• STATED GOAL: Output every entry exactly as given.

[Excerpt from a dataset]
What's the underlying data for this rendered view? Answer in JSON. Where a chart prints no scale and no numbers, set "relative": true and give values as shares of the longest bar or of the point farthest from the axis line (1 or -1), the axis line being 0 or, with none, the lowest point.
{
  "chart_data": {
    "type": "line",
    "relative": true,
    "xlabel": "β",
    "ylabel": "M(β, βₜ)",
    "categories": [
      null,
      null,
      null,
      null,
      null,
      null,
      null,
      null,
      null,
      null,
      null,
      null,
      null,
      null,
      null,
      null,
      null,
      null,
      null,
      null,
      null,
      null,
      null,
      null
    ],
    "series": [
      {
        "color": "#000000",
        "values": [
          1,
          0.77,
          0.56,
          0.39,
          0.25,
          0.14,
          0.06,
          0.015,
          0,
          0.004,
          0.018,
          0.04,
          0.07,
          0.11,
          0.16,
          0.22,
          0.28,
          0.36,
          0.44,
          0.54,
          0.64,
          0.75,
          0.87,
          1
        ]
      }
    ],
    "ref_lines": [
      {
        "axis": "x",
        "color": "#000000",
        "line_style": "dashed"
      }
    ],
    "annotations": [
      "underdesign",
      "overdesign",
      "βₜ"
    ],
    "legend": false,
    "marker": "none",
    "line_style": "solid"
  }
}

• THE OUTPUT:
What's the underlying data for this rendered view? Answer in JSON. Where a chart prints no scale and no numbers, set "relative": true and give values as shares of the longest bar or of the point farthest from the axis line (1 or -1), the axis line being 0 or, with none, the lowest point.
{
  "chart_data": {
    "type": "line",
    "relative": true,
    "xlabel": "β",
    "ylabel": "M(β, βₜ)",
    "categories": [
      null,
      null,
      null,
      null,
      null,
      null,
      null,
      null,
      null,
      null,
      null,
      null,
      null,
      null,
      null,
      null,
      null,
      null,
      null,
      null,
      null,
      null,
      null,
      null
    ],
    "series": [
      {
        "color": "#000000",
        "values": [
          1,
          0.77,
          0.56,
          0.39,
          0.25,
          0.14,
          0.06,
          0.015,
          0,
          0.004,
          0.018,
          0.04,
          0.07,
          0.11,
          0.16,
          0.22,
          0.28,
          0.36,
          0.44,
          0.54,
          0.64,
          0.75,
          0.87,
          1
        ]
      }
    ],
    "ref_lines": [
      {
        "axis": "x",
        "color": "#000000",
        "line_style": "dashed"
      }
    ],
    "annotations": [
      "underdesign",
      "overdesign",
      "βₜ"
    ],
    "legend": false,
    "marker": "none",
    "line_style": "solid"
  }
}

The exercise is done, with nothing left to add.